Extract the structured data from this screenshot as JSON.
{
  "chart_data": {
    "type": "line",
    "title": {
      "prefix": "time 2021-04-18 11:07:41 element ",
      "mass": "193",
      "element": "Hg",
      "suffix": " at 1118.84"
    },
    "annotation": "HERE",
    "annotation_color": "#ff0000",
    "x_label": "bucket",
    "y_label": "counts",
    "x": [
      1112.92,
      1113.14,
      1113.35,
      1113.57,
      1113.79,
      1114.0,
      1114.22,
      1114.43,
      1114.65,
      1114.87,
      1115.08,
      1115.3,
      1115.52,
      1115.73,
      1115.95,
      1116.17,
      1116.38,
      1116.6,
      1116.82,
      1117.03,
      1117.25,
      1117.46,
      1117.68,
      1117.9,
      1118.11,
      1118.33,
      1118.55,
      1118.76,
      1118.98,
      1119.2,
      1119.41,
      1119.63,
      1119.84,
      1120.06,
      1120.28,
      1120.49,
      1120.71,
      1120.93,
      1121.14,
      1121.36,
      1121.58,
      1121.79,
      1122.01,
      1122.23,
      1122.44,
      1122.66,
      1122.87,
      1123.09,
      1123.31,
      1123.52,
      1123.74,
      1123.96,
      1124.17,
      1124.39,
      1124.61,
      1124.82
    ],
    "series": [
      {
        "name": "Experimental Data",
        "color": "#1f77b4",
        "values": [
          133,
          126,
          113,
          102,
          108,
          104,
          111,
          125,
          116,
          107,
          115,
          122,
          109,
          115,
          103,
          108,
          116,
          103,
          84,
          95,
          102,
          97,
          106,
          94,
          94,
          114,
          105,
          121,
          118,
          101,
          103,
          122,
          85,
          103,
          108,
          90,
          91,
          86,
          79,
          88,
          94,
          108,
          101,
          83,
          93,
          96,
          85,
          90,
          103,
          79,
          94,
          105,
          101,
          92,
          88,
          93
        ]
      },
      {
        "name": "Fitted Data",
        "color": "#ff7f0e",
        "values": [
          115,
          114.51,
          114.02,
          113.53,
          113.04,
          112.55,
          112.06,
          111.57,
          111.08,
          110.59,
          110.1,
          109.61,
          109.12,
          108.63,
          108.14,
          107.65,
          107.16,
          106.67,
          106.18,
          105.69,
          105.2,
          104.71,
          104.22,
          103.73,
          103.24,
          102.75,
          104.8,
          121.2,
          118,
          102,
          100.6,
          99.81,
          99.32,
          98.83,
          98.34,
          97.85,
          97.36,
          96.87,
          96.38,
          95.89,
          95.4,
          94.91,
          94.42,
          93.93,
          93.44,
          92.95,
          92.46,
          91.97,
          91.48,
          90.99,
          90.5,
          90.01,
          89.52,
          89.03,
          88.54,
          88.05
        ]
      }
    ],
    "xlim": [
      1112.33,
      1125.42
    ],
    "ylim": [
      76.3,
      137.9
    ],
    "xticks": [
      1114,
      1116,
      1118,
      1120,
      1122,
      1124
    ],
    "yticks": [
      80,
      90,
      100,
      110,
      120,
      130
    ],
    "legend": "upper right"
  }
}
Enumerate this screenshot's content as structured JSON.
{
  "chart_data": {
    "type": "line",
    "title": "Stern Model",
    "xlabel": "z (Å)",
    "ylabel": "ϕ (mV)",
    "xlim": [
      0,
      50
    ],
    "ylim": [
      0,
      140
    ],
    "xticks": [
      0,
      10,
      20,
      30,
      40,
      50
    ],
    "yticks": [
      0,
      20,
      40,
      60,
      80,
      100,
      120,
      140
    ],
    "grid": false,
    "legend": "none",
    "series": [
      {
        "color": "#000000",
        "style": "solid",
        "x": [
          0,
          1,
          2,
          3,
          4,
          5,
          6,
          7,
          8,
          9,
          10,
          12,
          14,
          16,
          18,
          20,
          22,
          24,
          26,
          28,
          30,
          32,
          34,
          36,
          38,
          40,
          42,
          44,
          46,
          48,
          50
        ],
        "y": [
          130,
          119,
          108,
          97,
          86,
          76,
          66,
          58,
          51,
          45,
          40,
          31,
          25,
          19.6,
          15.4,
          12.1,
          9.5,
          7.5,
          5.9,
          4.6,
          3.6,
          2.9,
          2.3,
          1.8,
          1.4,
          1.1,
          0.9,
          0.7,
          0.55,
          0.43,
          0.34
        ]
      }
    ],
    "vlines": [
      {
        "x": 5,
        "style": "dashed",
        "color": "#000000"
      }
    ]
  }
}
---+---
The request: Print the whole listing exactly as it is.

Response:
Extract the structured data from this screenshot as JSON.
{
  "chart_data": {
    "type": "line",
    "title": {
      "prefix": "time 2021-04-18 11:07:41 element ",
      "mass": "193",
      "element": "Hg",
      "suffix": " at 1118.84"
    },
    "annotation": "HERE",
    "annotation_color": "#ff0000",
    "x_label": "bucket",
    "y_label": "counts",
    "x": [
      1112.92,
      1113.14,
      1113.35,
      1113.57,
      1113.79,
      1114.0,
      1114.22,
      1114.43,
      1114.65,
      1114.87,
      1115.08,
      1115.3,
      1115.52,
      1115.73,
      1115.95,
      1116.17,
      1116.38,
      1116.6,
      1116.82,
      1117.03,
      1117.25,
      1117.46,
      1117.68,
      1117.9,
      1118.11,
      1118.33,
      1118.55,
      1118.76,
      1118.98,
      1119.2,
      1119.41,
      1119.63,
      1119.84,
      1120.06,
      1120.28,
      1120.49,
      1120.71,
      1120.93,
      1121.14,
      1121.36,
      1121.58,
      1121.79,
      1122.01,
      1122.23,
      1122.44,
      1122.66,
      1122.87,
      1123.09,
      1123.31,
      1123.52,
      1123.74,
      1123.96,
      1124.17,
      1124.39,
      1124.61,
      1124.82
    ],
    "series": [
      {
        "name": "Experimental Data",
        "color": "#1f77b4",
        "values": [
          133,
          126,
          113,
          102,
          108,
          104,
          111,
          125,
          116,
          107,
          115,
          122,
          109,
          115,
          103,
          108,
          116,
          103,
          84,
          95,
          102,
          97,
          106,
          94,
          94,
          114,
          105,
          121,
          118,
          101,
          103,
          122,
          85,
          103,
          108,
          90,
          91,
          86,
          79,
          88,
          94,
          108,
          101,
          83,
          93,
          96,
          85,
          90,
          103,
          79,
          94,
          105,
          101,
          92,
          88,
          93
        ]
      },
      {
        "name": "Fitted Data",
        "color": "#ff7f0e",
        "values": [
          115,
          114.51,
          114.02,
          113.53,
          113.04,
          112.55,
          112.06,
          111.57,
          111.08,
          110.59,
          110.1,
          109.61,
          109.12,
          108.63,
          108.14,
          107.65,
          107.16,
          106.67,
          106.18,
          105.69,
          105.2,
          104.71,
          104.22,
          103.73,
          103.24,
          102.75,
          104.8,
          121.2,
          118,
          102,
          100.6,
          99.81,
          99.32,
          98.83,
          98.34,
          97.85,
          97.36,
          96.87,
          96.38,
          95.89,
          95.4,
          94.91,
          94.42,
          93.93,
          93.44,
          92.95,
          92.46,
          91.97,
          91.48,
          90.99,
          90.5,
          90.01,
          89.52,
          89.03,
          88.54,
          88.05
        ]
      }
    ],
    "xlim": [
      1112.33,
      1125.42
    ],
    "ylim": [
      76.3,
      137.9
    ],
    "xticks": [
      1114,
      1116,
      1118,
      1120,
      1122,
      1124
    ],
    "yticks": [
      80,
      90,
      100,
      110,
      120,
      130
    ],
    "legend": "upper right"
  }
}
Enumerate this screenshot's content as structured JSON.
{
  "chart_data": {
    "type": "line",
    "title": "Stern Model",
    "xlabel": "z (Å)",
    "ylabel": "ϕ (mV)",
    "xlim": [
      0,
      50
    ],
    "ylim": [
      0,
      140
    ],
    "xticks": [
      0,
      10,
      20,
      30,
      40,
      50
    ],
    "yticks": [
      0,
      20,
      40,
      60,
      80,
      100,
      120,
      140
    ],
    "grid": false,
    "legend": "none",
    "series": [
      {
        "color": "#000000",
        "style": "solid",
        "x": [
          0,
          1,
          2,
          3,
          4,
          5,
          6,
          7,
          8,
          9,
          10,
          12,
          14,
          16,
          18,
          20,
          22,
          24,
          26,
          28,
          30,
          32,
          34,
          36,
          38,
          40,
          42,
          44,
          46,
          48,
          50
        ],
        "y": [
          130,
          119,
          108,
          97,
          86,
          76,
          66,
          58,
          51,
          45,
          40,
          31,
          25,
          19.6,
          15.4,
          12.1,
          9.5,
          7.5,
          5.9,
          4.6,
          3.6,
          2.9,
          2.3,
          1.8,
          1.4,
          1.1,
          0.9,
          0.7,
          0.55,
          0.43,
          0.34
        ]
      }
    ],
    "vlines": [
      {
        "x": 5,
        "style": "dashed",
        "color": "#000000"
      }
    ]
  }
}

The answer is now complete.